(Extracted records)

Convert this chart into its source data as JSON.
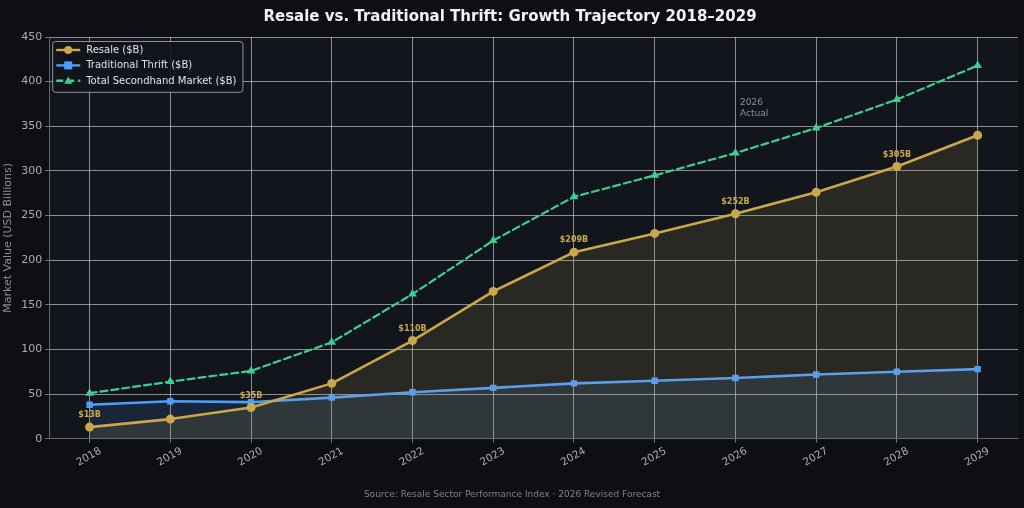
{
  "chart_data": {
    "type": "line",
    "title": "Resale vs. Traditional Thrift: Growth Trajectory 2018–2029",
    "ylabel": "Market Value (USD Billions)",
    "categories": [
      "2018",
      "2019",
      "2020",
      "2021",
      "2022",
      "2023",
      "2024",
      "2025",
      "2026",
      "2027",
      "2028",
      "2029"
    ],
    "series": [
      {
        "name": "Resale ($B)",
        "type": "area",
        "color": "#c9a84c",
        "marker": "circle",
        "values": [
          13,
          22,
          35,
          62,
          110,
          165,
          209,
          230,
          252,
          276,
          305,
          340
        ],
        "value_labels": [
          "$13B",
          null,
          "$35B",
          null,
          "$110B",
          null,
          "$209B",
          null,
          "$252B",
          null,
          "$305B",
          null
        ]
      },
      {
        "name": "Traditional Thrift ($B)",
        "type": "area",
        "color": "#4a9eff",
        "marker": "square",
        "values": [
          38,
          42,
          41,
          46,
          52,
          57,
          62,
          65,
          68,
          72,
          75,
          78
        ]
      },
      {
        "name": "Total Secondhand Market ($B)",
        "type": "line",
        "color": "#3ecf8e",
        "marker": "triangle",
        "line_style": "dashed",
        "values": [
          51,
          64,
          76,
          108,
          162,
          222,
          271,
          295,
          320,
          348,
          380,
          418
        ]
      }
    ],
    "ylim": [
      0,
      450
    ],
    "yticks": [
      0,
      50,
      100,
      150,
      200,
      250,
      300,
      350,
      400,
      450
    ],
    "grid": true,
    "legend": "top left",
    "annotations": [
      "2026\nActual",
      "Source: Resale Sector Performance Index · 2026 Revised Forecast"
    ]
  }
}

- To do:
Leave out the pictures and copy every record above exactly.

- Solution:
Convert this chart into its source data as JSON.
{
  "chart_data": {
    "type": "line",
    "title": "Resale vs. Traditional Thrift: Growth Trajectory 2018–2029",
    "ylabel": "Market Value (USD Billions)",
    "categories": [
      "2018",
      "2019",
      "2020",
      "2021",
      "2022",
      "2023",
      "2024",
      "2025",
      "2026",
      "2027",
      "2028",
      "2029"
    ],
    "series": [
      {
        "name": "Resale ($B)",
        "type": "area",
        "color": "#c9a84c",
        "marker": "circle",
        "values": [
          13,
          22,
          35,
          62,
          110,
          165,
          209,
          230,
          252,
          276,
          305,
          340
        ],
        "value_labels": [
          "$13B",
          null,
          "$35B",
          null,
          "$110B",
          null,
          "$209B",
          null,
          "$252B",
          null,
          "$305B",
          null
        ]
      },
      {
        "name": "Traditional Thrift ($B)",
        "type": "area",
        "color": "#4a9eff",
        "marker": "square",
        "values": [
          38,
          42,
          41,
          46,
          52,
          57,
          62,
          65,
          68,
          72,
          75,
          78
        ]
      },
      {
        "name": "Total Secondhand Market ($B)",
        "type": "line",
        "color": "#3ecf8e",
        "marker": "triangle",
        "line_style": "dashed",
        "values": [
          51,
          64,
          76,
          108,
          162,
          222,
          271,
          295,
          320,
          348,
          380,
          418
        ]
      }
    ],
    "ylim": [
      0,
      450
    ],
    "yticks": [
      0,
      50,
      100,
      150,
      200,
      250,
      300,
      350,
      400,
      450
    ],
    "grid": true,
    "legend": "top left",
    "annotations": [
      "2026\nActual",
      "Source: Resale Sector Performance Index · 2026 Revised Forecast"
    ]
  }
}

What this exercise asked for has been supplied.